» **GOAL**:
Copy the data exactly as it appears, and do not include any pictures.

» **RECORD EXTRACTS**:
####
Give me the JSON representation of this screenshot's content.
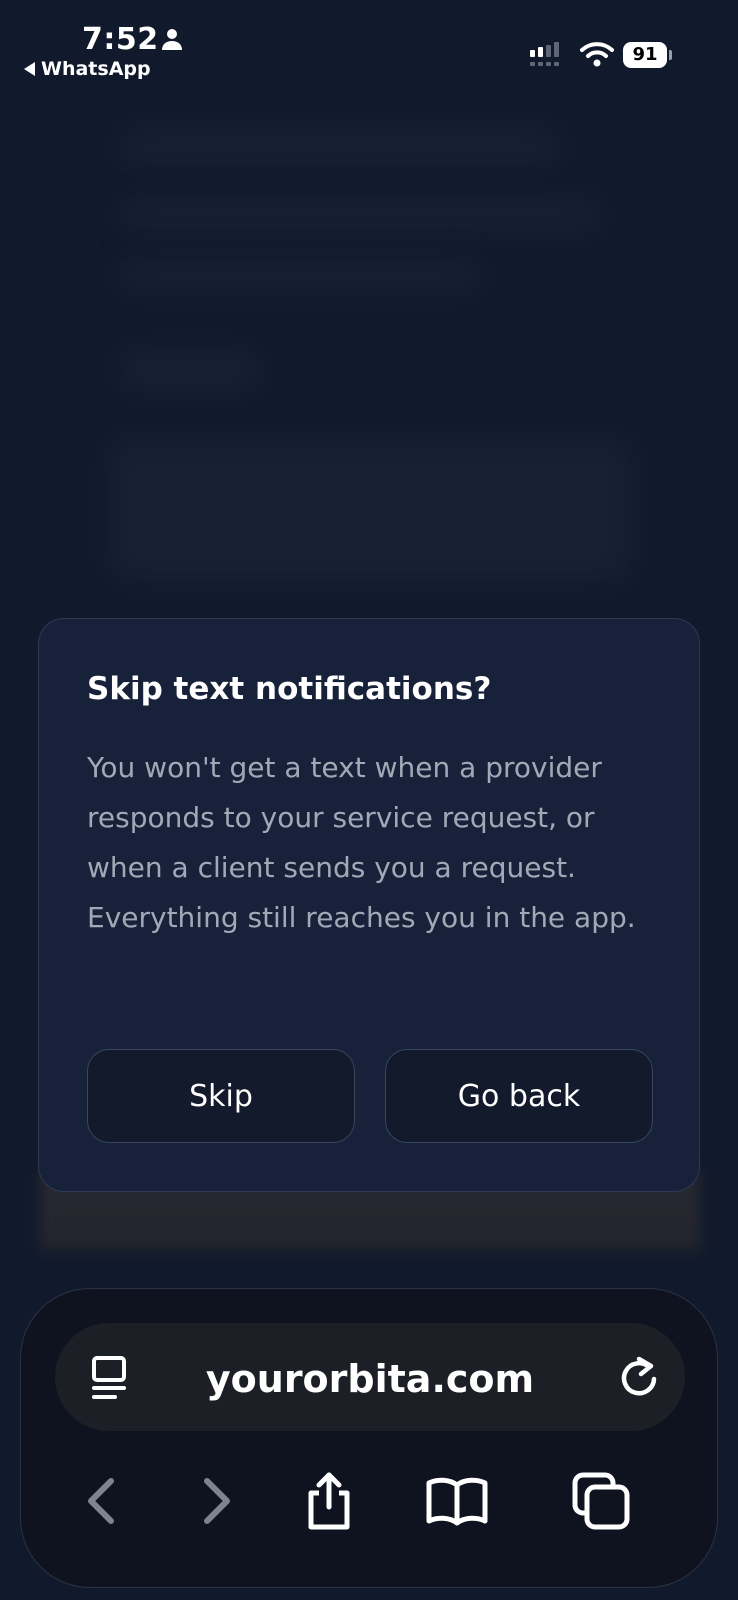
{
  "status_bar": {
    "time": "7:52",
    "back_app_label": "WhatsApp",
    "battery_level": "91"
  },
  "dialog": {
    "title": "Skip text notifications?",
    "body": "You won't get a text when a provider responds to your service request, or when a client sends you a request. Everything still reaches you in the app.",
    "skip_label": "Skip",
    "go_back_label": "Go back"
  },
  "browser": {
    "url": "yourorbita.com",
    "icons": [
      "reader-icon",
      "reload-icon",
      "back-arrow-icon",
      "forward-arrow-icon",
      "share-icon",
      "bookmarks-icon",
      "tabs-icon"
    ]
  },
  "colors": {
    "background": "#111a2c",
    "dialog_bg": "#17223a",
    "body_text": "#a2a9b6"
  }
}
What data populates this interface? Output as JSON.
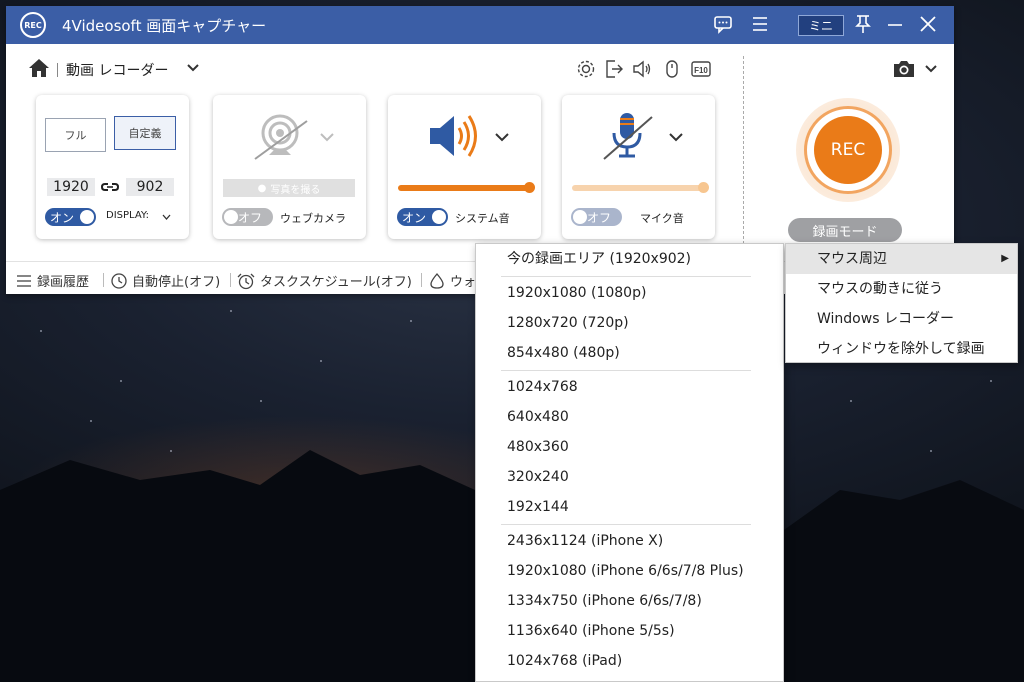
{
  "window": {
    "logo_text": "REC",
    "title": "4Videosoft 画面キャプチャー",
    "mini_label": "ミニ",
    "title_bg": "#3b5ea6"
  },
  "toolbar": {
    "mode_label": "動画 レコーダー"
  },
  "area_card": {
    "full_label": "フル",
    "custom_label": "自定義",
    "width": "1920",
    "height": "902",
    "toggle_label": "オン",
    "display_label": "DISPLAY:"
  },
  "webcam_card": {
    "photo_button": "写真を撮る",
    "toggle_label": "オフ",
    "label": "ウェブカメラ"
  },
  "system_audio_card": {
    "toggle_label": "オン",
    "label": "システム音",
    "volume": 1.0
  },
  "mic_card": {
    "toggle_label": "オフ",
    "label": "マイク音",
    "volume": 1.0
  },
  "rec": {
    "label": "REC",
    "mode_label": "録画モード",
    "accent": "#ea7b18"
  },
  "statusbar": {
    "items": [
      "録画履歴",
      "自動停止(オフ)",
      "タスクスケジュール(オフ)",
      "ウォ"
    ]
  },
  "resolution_menu": {
    "groups": [
      [
        "今の録画エリア (1920x902)"
      ],
      [
        "1920x1080 (1080p)",
        "1280x720 (720p)",
        "854x480 (480p)"
      ],
      [
        "1024x768",
        "640x480",
        "480x360",
        "320x240",
        "192x144"
      ],
      [
        "2436x1124 (iPhone X)",
        "1920x1080 (iPhone 6/6s/7/8 Plus)",
        "1334x750 (iPhone 6/6s/7/8)",
        "1136x640 (iPhone 5/5s)",
        "1024x768 (iPad)"
      ]
    ]
  },
  "sub_menu": {
    "items": [
      "マウス周辺",
      "マウスの動きに従う",
      "Windows レコーダー",
      "ウィンドウを除外して録画"
    ]
  }
}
####
» **RESPONSE TO THIS TASK**:
Give me the JSON representation of this screenshot's content.
{
  "status_bar": {
    "time": "7:52",
    "back_app_label": "WhatsApp",
    "battery_level": "91"
  },
  "dialog": {
    "title": "Skip text notifications?",
    "body": "You won't get a text when a provider responds to your service request, or when a client sends you a request. Everything still reaches you in the app.",
    "skip_label": "Skip",
    "go_back_label": "Go back"
  },
  "browser": {
    "url": "yourorbita.com",
    "icons": [
      "reader-icon",
      "reload-icon",
      "back-arrow-icon",
      "forward-arrow-icon",
      "share-icon",
      "bookmarks-icon",
      "tabs-icon"
    ]
  },
  "colors": {
    "background": "#111a2c",
    "dialog_bg": "#17223a",
    "body_text": "#a2a9b6"
  }
}
What data populates this interface? Output as JSON.
{
  "window": {
    "logo_text": "REC",
    "title": "4Videosoft 画面キャプチャー",
    "mini_label": "ミニ",
    "title_bg": "#3b5ea6"
  },
  "toolbar": {
    "mode_label": "動画 レコーダー"
  },
  "area_card": {
    "full_label": "フル",
    "custom_label": "自定義",
    "width": "1920",
    "height": "902",
    "toggle_label": "オン",
    "display_label": "DISPLAY:"
  },
  "webcam_card": {
    "photo_button": "写真を撮る",
    "toggle_label": "オフ",
    "label": "ウェブカメラ"
  },
  "system_audio_card": {
    "toggle_label": "オン",
    "label": "システム音",
    "volume": 1.0
  },
  "mic_card": {
    "toggle_label": "オフ",
    "label": "マイク音",
    "volume": 1.0
  },
  "rec": {
    "label": "REC",
    "mode_label": "録画モード",
    "accent": "#ea7b18"
  },
  "statusbar": {
    "items": [
      "録画履歴",
      "自動停止(オフ)",
      "タスクスケジュール(オフ)",
      "ウォ"
    ]
  },
  "resolution_menu": {
    "groups": [
      [
        "今の録画エリア (1920x902)"
      ],
      [
        "1920x1080 (1080p)",
        "1280x720 (720p)",
        "854x480 (480p)"
      ],
      [
        "1024x768",
        "640x480",
        "480x360",
        "320x240",
        "192x144"
      ],
      [
        "2436x1124 (iPhone X)",
        "1920x1080 (iPhone 6/6s/7/8 Plus)",
        "1334x750 (iPhone 6/6s/7/8)",
        "1136x640 (iPhone 5/5s)",
        "1024x768 (iPad)"
      ]
    ]
  },
  "sub_menu": {
    "items": [
      "マウス周辺",
      "マウスの動きに従う",
      "Windows レコーダー",
      "ウィンドウを除外して録画"
    ]
  }
}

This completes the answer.